--- begin ---
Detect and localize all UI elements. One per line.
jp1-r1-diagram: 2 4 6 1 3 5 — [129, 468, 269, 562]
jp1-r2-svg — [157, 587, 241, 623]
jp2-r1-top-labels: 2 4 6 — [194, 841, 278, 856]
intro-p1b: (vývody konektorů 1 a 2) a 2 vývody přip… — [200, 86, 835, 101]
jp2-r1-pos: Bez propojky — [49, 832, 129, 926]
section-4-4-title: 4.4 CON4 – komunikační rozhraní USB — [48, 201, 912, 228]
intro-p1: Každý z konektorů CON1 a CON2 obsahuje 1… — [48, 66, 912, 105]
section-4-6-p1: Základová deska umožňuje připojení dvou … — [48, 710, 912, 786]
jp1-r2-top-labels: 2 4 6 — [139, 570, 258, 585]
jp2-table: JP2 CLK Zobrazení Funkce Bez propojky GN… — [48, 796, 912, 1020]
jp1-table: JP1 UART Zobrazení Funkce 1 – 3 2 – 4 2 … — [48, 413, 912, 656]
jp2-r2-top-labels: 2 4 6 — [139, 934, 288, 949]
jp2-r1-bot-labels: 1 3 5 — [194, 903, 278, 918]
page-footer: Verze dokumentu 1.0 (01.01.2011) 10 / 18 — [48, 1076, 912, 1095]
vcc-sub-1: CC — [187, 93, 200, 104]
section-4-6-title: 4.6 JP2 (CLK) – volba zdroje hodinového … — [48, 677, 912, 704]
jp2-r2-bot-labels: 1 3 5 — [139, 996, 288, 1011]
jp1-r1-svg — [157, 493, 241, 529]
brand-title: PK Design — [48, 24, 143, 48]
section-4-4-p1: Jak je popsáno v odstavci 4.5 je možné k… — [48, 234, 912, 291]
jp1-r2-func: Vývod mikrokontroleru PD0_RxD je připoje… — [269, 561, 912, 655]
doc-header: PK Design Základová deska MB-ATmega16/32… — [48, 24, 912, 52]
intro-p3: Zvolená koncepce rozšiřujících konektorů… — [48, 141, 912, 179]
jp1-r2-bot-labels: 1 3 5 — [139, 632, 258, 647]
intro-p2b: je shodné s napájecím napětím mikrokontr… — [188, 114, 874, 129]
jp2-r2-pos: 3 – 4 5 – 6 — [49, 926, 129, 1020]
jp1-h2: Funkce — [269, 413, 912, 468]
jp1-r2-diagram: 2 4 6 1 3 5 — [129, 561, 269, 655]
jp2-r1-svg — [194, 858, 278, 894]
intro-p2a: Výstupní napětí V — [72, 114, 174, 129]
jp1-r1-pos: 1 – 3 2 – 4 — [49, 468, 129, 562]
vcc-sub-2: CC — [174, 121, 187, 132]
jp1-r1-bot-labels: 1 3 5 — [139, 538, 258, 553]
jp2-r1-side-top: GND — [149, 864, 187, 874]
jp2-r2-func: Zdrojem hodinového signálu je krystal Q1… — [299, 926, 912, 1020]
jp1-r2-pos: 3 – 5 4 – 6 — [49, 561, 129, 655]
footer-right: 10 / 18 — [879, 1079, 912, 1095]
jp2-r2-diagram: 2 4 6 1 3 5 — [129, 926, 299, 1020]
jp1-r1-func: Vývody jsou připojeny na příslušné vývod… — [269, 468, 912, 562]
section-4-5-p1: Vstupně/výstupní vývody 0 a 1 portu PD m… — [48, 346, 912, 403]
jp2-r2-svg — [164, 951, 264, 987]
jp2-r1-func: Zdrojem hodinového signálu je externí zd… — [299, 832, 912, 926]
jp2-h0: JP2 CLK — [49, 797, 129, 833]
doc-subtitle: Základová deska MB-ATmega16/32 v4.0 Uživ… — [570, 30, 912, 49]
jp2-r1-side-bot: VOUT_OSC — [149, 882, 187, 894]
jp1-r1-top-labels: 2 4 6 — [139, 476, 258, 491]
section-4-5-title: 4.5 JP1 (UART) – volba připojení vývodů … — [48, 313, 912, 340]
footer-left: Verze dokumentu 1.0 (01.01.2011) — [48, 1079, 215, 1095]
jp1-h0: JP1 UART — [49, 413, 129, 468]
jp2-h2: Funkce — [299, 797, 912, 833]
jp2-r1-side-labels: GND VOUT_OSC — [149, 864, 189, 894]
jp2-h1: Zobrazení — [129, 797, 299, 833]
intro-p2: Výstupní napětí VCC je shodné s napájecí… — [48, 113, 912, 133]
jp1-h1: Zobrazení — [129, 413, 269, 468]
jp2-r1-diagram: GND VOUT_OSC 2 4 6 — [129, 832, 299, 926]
--- end ---
• PROBLEM:
Could you repeat every one of the items above word for word, keeping each on its own line?

• EXERCISE RESULT:
Detect and localize all UI elements. One per line.
jp1-r1-diagram: 2 4 6 1 3 5 — [129, 468, 269, 562]
jp1-r2-svg — [157, 587, 241, 623]
jp2-r1-top-labels: 2 4 6 — [194, 841, 278, 856]
intro-p1b: (vývody konektorů 1 a 2) a 2 vývody přip… — [200, 86, 835, 101]
jp2-r1-pos: Bez propojky — [49, 832, 129, 926]
section-4-4-title: 4.4 CON4 – komunikační rozhraní USB — [48, 201, 912, 228]
intro-p1: Každý z konektorů CON1 a CON2 obsahuje 1… — [48, 66, 912, 105]
section-4-6-p1: Základová deska umožňuje připojení dvou … — [48, 710, 912, 786]
jp1-r2-top-labels: 2 4 6 — [139, 570, 258, 585]
jp2-table: JP2 CLK Zobrazení Funkce Bez propojky GN… — [48, 796, 912, 1020]
jp1-table: JP1 UART Zobrazení Funkce 1 – 3 2 – 4 2 … — [48, 413, 912, 656]
jp2-r2-top-labels: 2 4 6 — [139, 934, 288, 949]
jp2-r1-bot-labels: 1 3 5 — [194, 903, 278, 918]
page-footer: Verze dokumentu 1.0 (01.01.2011) 10 / 18 — [48, 1076, 912, 1095]
vcc-sub-1: CC — [187, 93, 200, 104]
section-4-6-title: 4.6 JP2 (CLK) – volba zdroje hodinového … — [48, 677, 912, 704]
jp2-r2-bot-labels: 1 3 5 — [139, 996, 288, 1011]
jp1-r1-svg — [157, 493, 241, 529]
brand-title: PK Design — [48, 24, 143, 48]
section-4-4-p1: Jak je popsáno v odstavci 4.5 je možné k… — [48, 234, 912, 291]
jp1-r2-func: Vývod mikrokontroleru PD0_RxD je připoje… — [269, 561, 912, 655]
doc-header: PK Design Základová deska MB-ATmega16/32… — [48, 24, 912, 52]
intro-p3: Zvolená koncepce rozšiřujících konektorů… — [48, 141, 912, 179]
jp1-r2-bot-labels: 1 3 5 — [139, 632, 258, 647]
intro-p2b: je shodné s napájecím napětím mikrokontr… — [188, 114, 874, 129]
jp2-r2-pos: 3 – 4 5 – 6 — [49, 926, 129, 1020]
jp1-h2: Funkce — [269, 413, 912, 468]
jp1-r2-diagram: 2 4 6 1 3 5 — [129, 561, 269, 655]
jp2-r1-svg — [194, 858, 278, 894]
intro-p2a: Výstupní napětí V — [72, 114, 174, 129]
jp1-r1-pos: 1 – 3 2 – 4 — [49, 468, 129, 562]
vcc-sub-2: CC — [174, 121, 187, 132]
jp1-r1-bot-labels: 1 3 5 — [139, 538, 258, 553]
jp2-r1-side-top: GND — [149, 864, 187, 874]
jp2-r2-func: Zdrojem hodinového signálu je krystal Q1… — [299, 926, 912, 1020]
jp1-r2-pos: 3 – 5 4 – 6 — [49, 561, 129, 655]
footer-right: 10 / 18 — [879, 1079, 912, 1095]
jp2-r2-diagram: 2 4 6 1 3 5 — [129, 926, 299, 1020]
jp1-r1-func: Vývody jsou připojeny na příslušné vývod… — [269, 468, 912, 562]
section-4-5-p1: Vstupně/výstupní vývody 0 a 1 portu PD m… — [48, 346, 912, 403]
jp2-r2-svg — [164, 951, 264, 987]
jp2-r1-func: Zdrojem hodinového signálu je externí zd… — [299, 832, 912, 926]
jp2-h0: JP2 CLK — [49, 797, 129, 833]
doc-subtitle: Základová deska MB-ATmega16/32 v4.0 Uživ… — [570, 30, 912, 49]
jp2-r1-side-bot: VOUT_OSC — [149, 882, 187, 894]
jp1-r1-top-labels: 2 4 6 — [139, 476, 258, 491]
section-4-5-title: 4.5 JP1 (UART) – volba připojení vývodů … — [48, 313, 912, 340]
footer-left: Verze dokumentu 1.0 (01.01.2011) — [48, 1079, 215, 1095]
jp1-h0: JP1 UART — [49, 413, 129, 468]
jp2-h2: Funkce — [299, 797, 912, 833]
jp2-r1-side-labels: GND VOUT_OSC — [149, 864, 189, 894]
jp2-h1: Zobrazení — [129, 797, 299, 833]
intro-p2: Výstupní napětí VCC je shodné s napájecí… — [48, 113, 912, 133]
jp1-h1: Zobrazení — [129, 413, 269, 468]
jp2-r1-diagram: GND VOUT_OSC 2 4 6 — [129, 832, 299, 926]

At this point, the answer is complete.